• [Exercise objective]: Reproduce every line of the material below verbatim, leaving out the pictures.

• [Data shown]:
=-=-=-=-=

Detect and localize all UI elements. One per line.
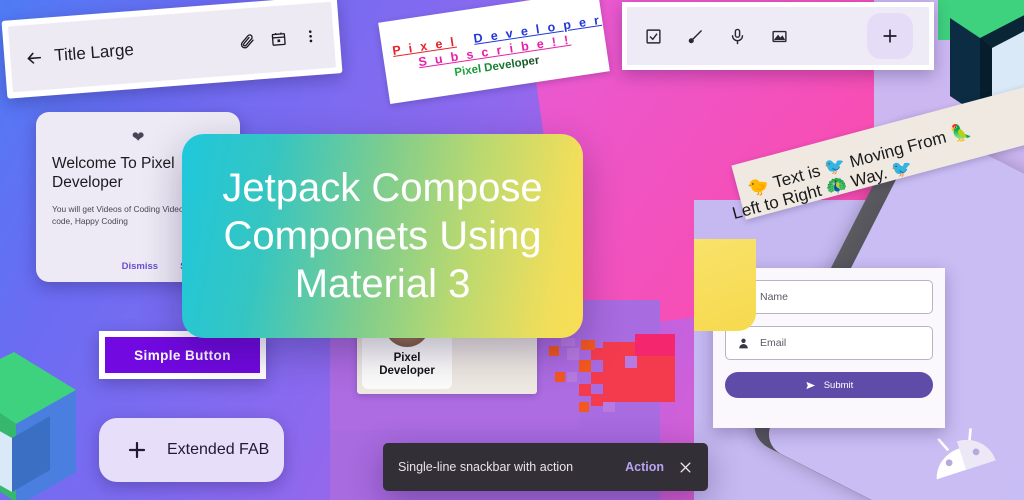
brush-icon[interactable] xyxy=(685,26,705,46)
calendar-icon[interactable] xyxy=(267,27,291,51)
add-fab-button[interactable] xyxy=(867,13,913,59)
dismiss-button[interactable]: Dismiss xyxy=(122,261,158,272)
peacock-emoji-icon: 🦚 xyxy=(823,174,849,198)
plus-icon xyxy=(125,438,149,462)
banner-text-4: Way. xyxy=(848,163,890,192)
person-icon xyxy=(737,337,750,350)
screenshot-stage: Title Large ❤ Welcome To Pixel Developer… xyxy=(0,0,1024,500)
submit-button-label: Submit xyxy=(823,379,854,391)
bottom-app-bar xyxy=(622,2,934,70)
hero-line-2: Componets Using xyxy=(223,214,542,258)
yellow-note-decoration xyxy=(694,239,756,331)
email-field-placeholder: Email xyxy=(760,337,787,349)
more-vert-icon[interactable] xyxy=(299,25,323,49)
sparrow-emoji-icon: 🐦 xyxy=(889,156,915,181)
snackbar: Single-line snackbar with action Action xyxy=(383,443,708,491)
avatar-name-line1: Pixel xyxy=(393,351,421,364)
close-icon[interactable] xyxy=(678,460,693,475)
email-field[interactable]: Email xyxy=(725,326,933,360)
extended-fab[interactable]: Extended FAB xyxy=(99,418,284,482)
name-field[interactable]: Name xyxy=(725,280,933,314)
hero-line-3: Material 3 xyxy=(294,262,471,306)
attach-file-icon[interactable] xyxy=(235,29,259,53)
pixel-dissolve-graphic xyxy=(549,334,675,412)
mic-icon[interactable] xyxy=(727,26,747,46)
snackbar-message: Single-line snackbar with action xyxy=(398,460,574,474)
hero-title-card: Jetpack Compose Componets Using Material… xyxy=(182,134,583,338)
extended-fab-label: Extended FAB xyxy=(167,441,270,458)
submit-button[interactable]: Submit xyxy=(725,372,933,398)
image-icon[interactable] xyxy=(769,26,789,46)
check-box-icon[interactable] xyxy=(643,26,663,46)
simple-button-container: Simple Button xyxy=(99,331,266,379)
send-icon xyxy=(805,380,816,391)
hero-line-1: Jetpack Compose xyxy=(222,166,543,210)
snackbar-action-button[interactable]: Action xyxy=(625,460,664,474)
simple-button[interactable]: Simple Button xyxy=(105,337,260,373)
top-app-bar-title: Title Large xyxy=(53,39,135,66)
name-field-placeholder: Name xyxy=(760,291,789,303)
arrow-back-icon[interactable] xyxy=(22,46,46,70)
avatar-name-line2: Developer xyxy=(379,365,435,378)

=-=-=-=-=

• [Full response]:
Detect and localize all UI elements. One per line.
brush-icon[interactable] xyxy=(685,26,705,46)
calendar-icon[interactable] xyxy=(267,27,291,51)
add-fab-button[interactable] xyxy=(867,13,913,59)
dismiss-button[interactable]: Dismiss xyxy=(122,261,158,272)
peacock-emoji-icon: 🦚 xyxy=(823,174,849,198)
plus-icon xyxy=(125,438,149,462)
banner-text-4: Way. xyxy=(848,163,890,192)
person-icon xyxy=(737,337,750,350)
screenshot-stage: Title Large ❤ Welcome To Pixel Developer… xyxy=(0,0,1024,500)
submit-button-label: Submit xyxy=(823,379,854,391)
bottom-app-bar xyxy=(622,2,934,70)
hero-line-2: Componets Using xyxy=(223,214,542,258)
yellow-note-decoration xyxy=(694,239,756,331)
email-field-placeholder: Email xyxy=(760,337,787,349)
more-vert-icon[interactable] xyxy=(299,25,323,49)
sparrow-emoji-icon: 🐦 xyxy=(889,156,915,181)
snackbar: Single-line snackbar with action Action xyxy=(383,443,708,491)
avatar-name-line1: Pixel xyxy=(393,351,421,364)
close-icon[interactable] xyxy=(678,460,693,475)
email-field[interactable]: Email xyxy=(725,326,933,360)
extended-fab[interactable]: Extended FAB xyxy=(99,418,284,482)
name-field[interactable]: Name xyxy=(725,280,933,314)
hero-line-3: Material 3 xyxy=(294,262,471,306)
attach-file-icon[interactable] xyxy=(235,29,259,53)
pixel-dissolve-graphic xyxy=(549,334,675,412)
mic-icon[interactable] xyxy=(727,26,747,46)
snackbar-message: Single-line snackbar with action xyxy=(398,460,574,474)
hero-title-card: Jetpack Compose Componets Using Material… xyxy=(182,134,583,338)
extended-fab-label: Extended FAB xyxy=(167,441,270,458)
submit-button[interactable]: Submit xyxy=(725,372,933,398)
image-icon[interactable] xyxy=(769,26,789,46)
check-box-icon[interactable] xyxy=(643,26,663,46)
simple-button-container: Simple Button xyxy=(99,331,266,379)
send-icon xyxy=(805,380,816,391)
hero-line-1: Jetpack Compose xyxy=(222,166,543,210)
snackbar-action-button[interactable]: Action xyxy=(625,460,664,474)
simple-button[interactable]: Simple Button xyxy=(105,337,260,373)
top-app-bar-title: Title Large xyxy=(53,39,135,66)
name-field-placeholder: Name xyxy=(760,291,789,303)
arrow-back-icon[interactable] xyxy=(22,46,46,70)
avatar-name-line2: Developer xyxy=(379,365,435,378)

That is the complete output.